A run of records

* BEGIN *

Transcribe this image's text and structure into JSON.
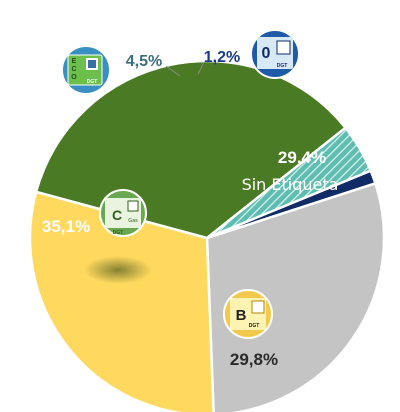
{
  "chart_data": {
    "type": "pie",
    "title": "",
    "slices": [
      {
        "label": "Sin Etiqueta",
        "value": 29.4,
        "value_label": "29,4%",
        "color": "#c4c4c4",
        "badge": "none"
      },
      {
        "label": "B",
        "value": 29.8,
        "value_label": "29,8%",
        "color": "#ffd95e",
        "badge": "B"
      },
      {
        "label": "C",
        "value": 35.1,
        "value_label": "35,1%",
        "color": "#4b7a24",
        "badge": "C"
      },
      {
        "label": "ECO",
        "value": 4.5,
        "value_label": "4,5%",
        "color": "#5fbcb0",
        "badge": "ECO"
      },
      {
        "label": "0",
        "value": 1.2,
        "value_label": "1,2%",
        "color": "#102b66",
        "badge": "0"
      }
    ],
    "badge_texts": {
      "dgt": "DGT",
      "b_letter": "B",
      "c_letter": "C",
      "c_caption": "Gas",
      "eco_letters": [
        "E",
        "C",
        "O"
      ],
      "zero": "0"
    }
  }
}
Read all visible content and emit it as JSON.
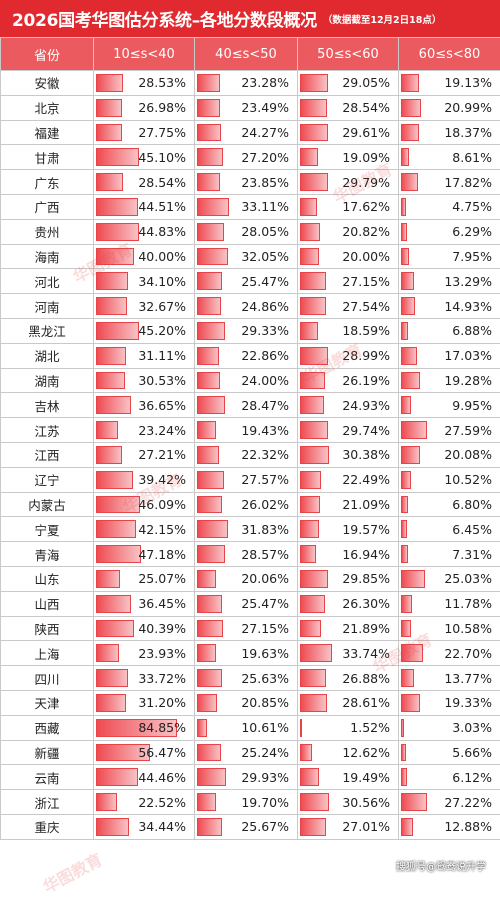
{
  "title": "2026国考华图估分系统–各地分数段概况",
  "note": "（数据截至12月2日18点）",
  "headers": [
    "省份",
    "10≤s<40",
    "40≤s<50",
    "50≤s<60",
    "60≤s<80"
  ],
  "rows": [
    {
      "province": "安徽",
      "values": [
        "28.53%",
        "23.28%",
        "29.05%",
        "19.13%"
      ],
      "fractions": [
        0.2853,
        0.2328,
        0.2905,
        0.1913
      ]
    },
    {
      "province": "北京",
      "values": [
        "26.98%",
        "23.49%",
        "28.54%",
        "20.99%"
      ],
      "fractions": [
        0.2698,
        0.2349,
        0.2854,
        0.2099
      ]
    },
    {
      "province": "福建",
      "values": [
        "27.75%",
        "24.27%",
        "29.61%",
        "18.37%"
      ],
      "fractions": [
        0.2775,
        0.2427,
        0.2961,
        0.1837
      ]
    },
    {
      "province": "甘肃",
      "values": [
        "45.10%",
        "27.20%",
        "19.09%",
        "8.61%"
      ],
      "fractions": [
        0.451,
        0.272,
        0.1909,
        0.0861
      ]
    },
    {
      "province": "广东",
      "values": [
        "28.54%",
        "23.85%",
        "29.79%",
        "17.82%"
      ],
      "fractions": [
        0.2854,
        0.2385,
        0.2979,
        0.1782
      ]
    },
    {
      "province": "广西",
      "values": [
        "44.51%",
        "33.11%",
        "17.62%",
        "4.75%"
      ],
      "fractions": [
        0.4451,
        0.3311,
        0.1762,
        0.0475
      ]
    },
    {
      "province": "贵州",
      "values": [
        "44.83%",
        "28.05%",
        "20.82%",
        "6.29%"
      ],
      "fractions": [
        0.4483,
        0.2805,
        0.2082,
        0.0629
      ]
    },
    {
      "province": "海南",
      "values": [
        "40.00%",
        "32.05%",
        "20.00%",
        "7.95%"
      ],
      "fractions": [
        0.4,
        0.3205,
        0.2,
        0.0795
      ]
    },
    {
      "province": "河北",
      "values": [
        "34.10%",
        "25.47%",
        "27.15%",
        "13.29%"
      ],
      "fractions": [
        0.341,
        0.2547,
        0.2715,
        0.1329
      ]
    },
    {
      "province": "河南",
      "values": [
        "32.67%",
        "24.86%",
        "27.54%",
        "14.93%"
      ],
      "fractions": [
        0.3267,
        0.2486,
        0.2754,
        0.1493
      ]
    },
    {
      "province": "黑龙江",
      "values": [
        "45.20%",
        "29.33%",
        "18.59%",
        "6.88%"
      ],
      "fractions": [
        0.452,
        0.2933,
        0.1859,
        0.0688
      ]
    },
    {
      "province": "湖北",
      "values": [
        "31.11%",
        "22.86%",
        "28.99%",
        "17.03%"
      ],
      "fractions": [
        0.3111,
        0.2286,
        0.2899,
        0.1703
      ]
    },
    {
      "province": "湖南",
      "values": [
        "30.53%",
        "24.00%",
        "26.19%",
        "19.28%"
      ],
      "fractions": [
        0.3053,
        0.24,
        0.2619,
        0.1928
      ]
    },
    {
      "province": "吉林",
      "values": [
        "36.65%",
        "28.47%",
        "24.93%",
        "9.95%"
      ],
      "fractions": [
        0.3665,
        0.2847,
        0.2493,
        0.0995
      ]
    },
    {
      "province": "江苏",
      "values": [
        "23.24%",
        "19.43%",
        "29.74%",
        "27.59%"
      ],
      "fractions": [
        0.2324,
        0.1943,
        0.2974,
        0.2759
      ]
    },
    {
      "province": "江西",
      "values": [
        "27.21%",
        "22.32%",
        "30.38%",
        "20.08%"
      ],
      "fractions": [
        0.2721,
        0.2232,
        0.3038,
        0.2008
      ]
    },
    {
      "province": "辽宁",
      "values": [
        "39.42%",
        "27.57%",
        "22.49%",
        "10.52%"
      ],
      "fractions": [
        0.3942,
        0.2757,
        0.2249,
        0.1052
      ]
    },
    {
      "province": "内蒙古",
      "values": [
        "46.09%",
        "26.02%",
        "21.09%",
        "6.80%"
      ],
      "fractions": [
        0.4609,
        0.2602,
        0.2109,
        0.068
      ]
    },
    {
      "province": "宁夏",
      "values": [
        "42.15%",
        "31.83%",
        "19.57%",
        "6.45%"
      ],
      "fractions": [
        0.4215,
        0.3183,
        0.1957,
        0.0645
      ]
    },
    {
      "province": "青海",
      "values": [
        "47.18%",
        "28.57%",
        "16.94%",
        "7.31%"
      ],
      "fractions": [
        0.4718,
        0.2857,
        0.1694,
        0.0731
      ]
    },
    {
      "province": "山东",
      "values": [
        "25.07%",
        "20.06%",
        "29.85%",
        "25.03%"
      ],
      "fractions": [
        0.2507,
        0.2006,
        0.2985,
        0.2503
      ]
    },
    {
      "province": "山西",
      "values": [
        "36.45%",
        "25.47%",
        "26.30%",
        "11.78%"
      ],
      "fractions": [
        0.3645,
        0.2547,
        0.263,
        0.1178
      ]
    },
    {
      "province": "陕西",
      "values": [
        "40.39%",
        "27.15%",
        "21.89%",
        "10.58%"
      ],
      "fractions": [
        0.4039,
        0.2715,
        0.2189,
        0.1058
      ]
    },
    {
      "province": "上海",
      "values": [
        "23.93%",
        "19.63%",
        "33.74%",
        "22.70%"
      ],
      "fractions": [
        0.2393,
        0.1963,
        0.3374,
        0.227
      ]
    },
    {
      "province": "四川",
      "values": [
        "33.72%",
        "25.63%",
        "26.88%",
        "13.77%"
      ],
      "fractions": [
        0.3372,
        0.2563,
        0.2688,
        0.1377
      ]
    },
    {
      "province": "天津",
      "values": [
        "31.20%",
        "20.85%",
        "28.61%",
        "19.33%"
      ],
      "fractions": [
        0.312,
        0.2085,
        0.2861,
        0.1933
      ]
    },
    {
      "province": "西藏",
      "values": [
        "84.85%",
        "10.61%",
        "1.52%",
        "3.03%"
      ],
      "fractions": [
        0.8485,
        0.1061,
        0.0152,
        0.0303
      ]
    },
    {
      "province": "新疆",
      "values": [
        "56.47%",
        "25.24%",
        "12.62%",
        "5.66%"
      ],
      "fractions": [
        0.5647,
        0.2524,
        0.1262,
        0.0566
      ]
    },
    {
      "province": "云南",
      "values": [
        "44.46%",
        "29.93%",
        "19.49%",
        "6.12%"
      ],
      "fractions": [
        0.4446,
        0.2993,
        0.1949,
        0.0612
      ]
    },
    {
      "province": "浙江",
      "values": [
        "22.52%",
        "19.70%",
        "30.56%",
        "27.22%"
      ],
      "fractions": [
        0.2252,
        0.197,
        0.3056,
        0.2722
      ]
    },
    {
      "province": "重庆",
      "values": [
        "34.44%",
        "25.67%",
        "27.01%",
        "12.88%"
      ],
      "fractions": [
        0.3444,
        0.2567,
        0.2701,
        0.1288
      ]
    }
  ],
  "watermark": "华图教育",
  "source": "搜狐号@鸳鸯说升学",
  "colors": {
    "header_bg": "#e02a2f",
    "th_bg": "#ea5a5e",
    "bar": "#ef4b52"
  }
}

* END *

▶ **Your instructions**:
The records are above. How many lines in them contain the word "JSON"? Give the number alone.

▶ **Exercise response**:
2